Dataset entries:
-- begin --

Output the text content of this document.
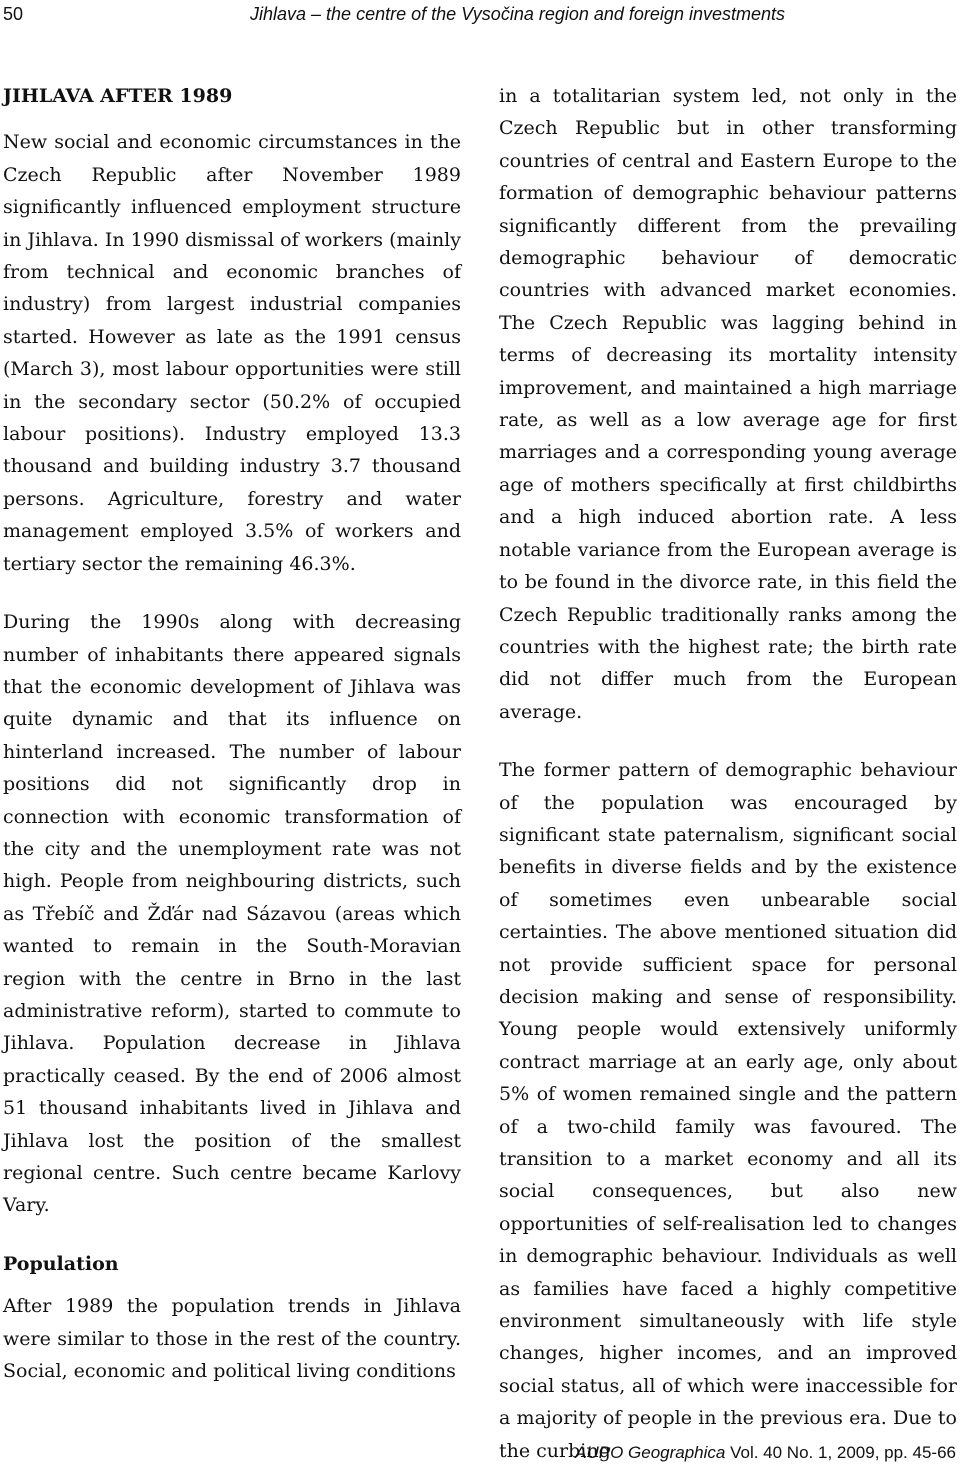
50	Jihlava – the centre of the Vysočina region and foreign investments

JIHLAVA AFTER 1989

New social and economic circumstances in the Czech Republic after November 1989 significantly influenced employment structure in Jihlava. In 1990 dismissal of workers (mainly from technical and economic branches of industry) from largest industrial companies started. However as late as the 1991 census (March 3), most labour opportunities were still in the secondary sector (50.2% of occupied labour positions). Industry employed 13.3 thousand and building industry 3.7 thousand persons. Agriculture, forestry and water management employed 3.5% of workers and tertiary sector the remaining 46.3%.

During the 1990s along with decreasing number of inhabitants there appeared signals that the economic development of Jihlava was quite dynamic and that its influence on hinterland increased. The number of labour positions did not significantly drop in connection with economic transformation of the city and the unemployment rate was not high. People from neighbouring districts, such as Třebíč and Žďár nad Sázavou (areas which wanted to remain in the South-Moravian region with the centre in Brno in the last administrative reform), started to commute to Jihlava. Population decrease in Jihlava practically ceased. By the end of 2006 almost 51 thousand inhabitants lived in Jihlava and Jihlava lost the position of the smallest regional centre. Such centre became Karlovy Vary.

Population

After 1989 the population trends in Jihlava were similar to those in the rest of the country. Social, economic and political living conditions

in a totalitarian system led, not only in the Czech Republic but in other transforming countries of central and Eastern Europe to the formation of demographic behaviour patterns significantly different from the prevailing demographic behaviour of democratic countries with advanced market economies. The Czech Republic was lagging behind in terms of decreasing its mortality intensity improvement, and maintained a high marriage rate, as well as a low average age for first marriages and a corresponding young average age of mothers specifically at first childbirths and a high induced abortion rate. A less notable variance from the European average is to be found in the divorce rate, in this field the Czech Republic traditionally ranks among the countries with the highest rate; the birth rate did not differ much from the European average.

The former pattern of demographic behaviour of the population was encouraged by significant state paternalism, significant social benefits in diverse fields and by the existence of sometimes even unbearable social certainties. The above mentioned situation did not provide sufficient space for personal decision making and sense of responsibility. Young people would extensively uniformly contract marriage at an early age, only about 5% of women remained single and the pattern of a two-child family was favoured. The transition to a market economy and all its social consequences, but also new opportunities of self-realisation led to changes in demographic behaviour. Individuals as well as families have faced a highly competitive environment simultaneously with life style changes, higher incomes, and an improved social status, all of which were inaccessible for a majority of people in the previous era. Due to the curbing

AUPO Geographica Vol. 40 No. 1, 2009, pp. 45-66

-- end --

- Instructions for the task: Only lines holding the string "centre" are wanted; gather each one from the entries above.

- The solution:
50	Jihlava – the centre of the Vysočina region and foreign investments
During the 1990s along with decreasing number of inhabitants there appeared signals that the economic development of Jihlava was quite dynamic and that its influence on hinterland increased. The number of labour positions did not significantly drop in connection with economic transformation of the city and the unemployment rate was not high. People from neighbouring districts, such as Třebíč and Žďár nad Sázavou (areas which wanted to remain in the South-Moravian region with the centre in Brno in the last administrative reform), started to commute to Jihlava. Population decrease in Jihlava practically ceased. By the end of 2006 almost 51 thousand inhabitants lived in Jihlava and Jihlava lost the position of the smallest regional centre. Such centre became Karlovy Vary.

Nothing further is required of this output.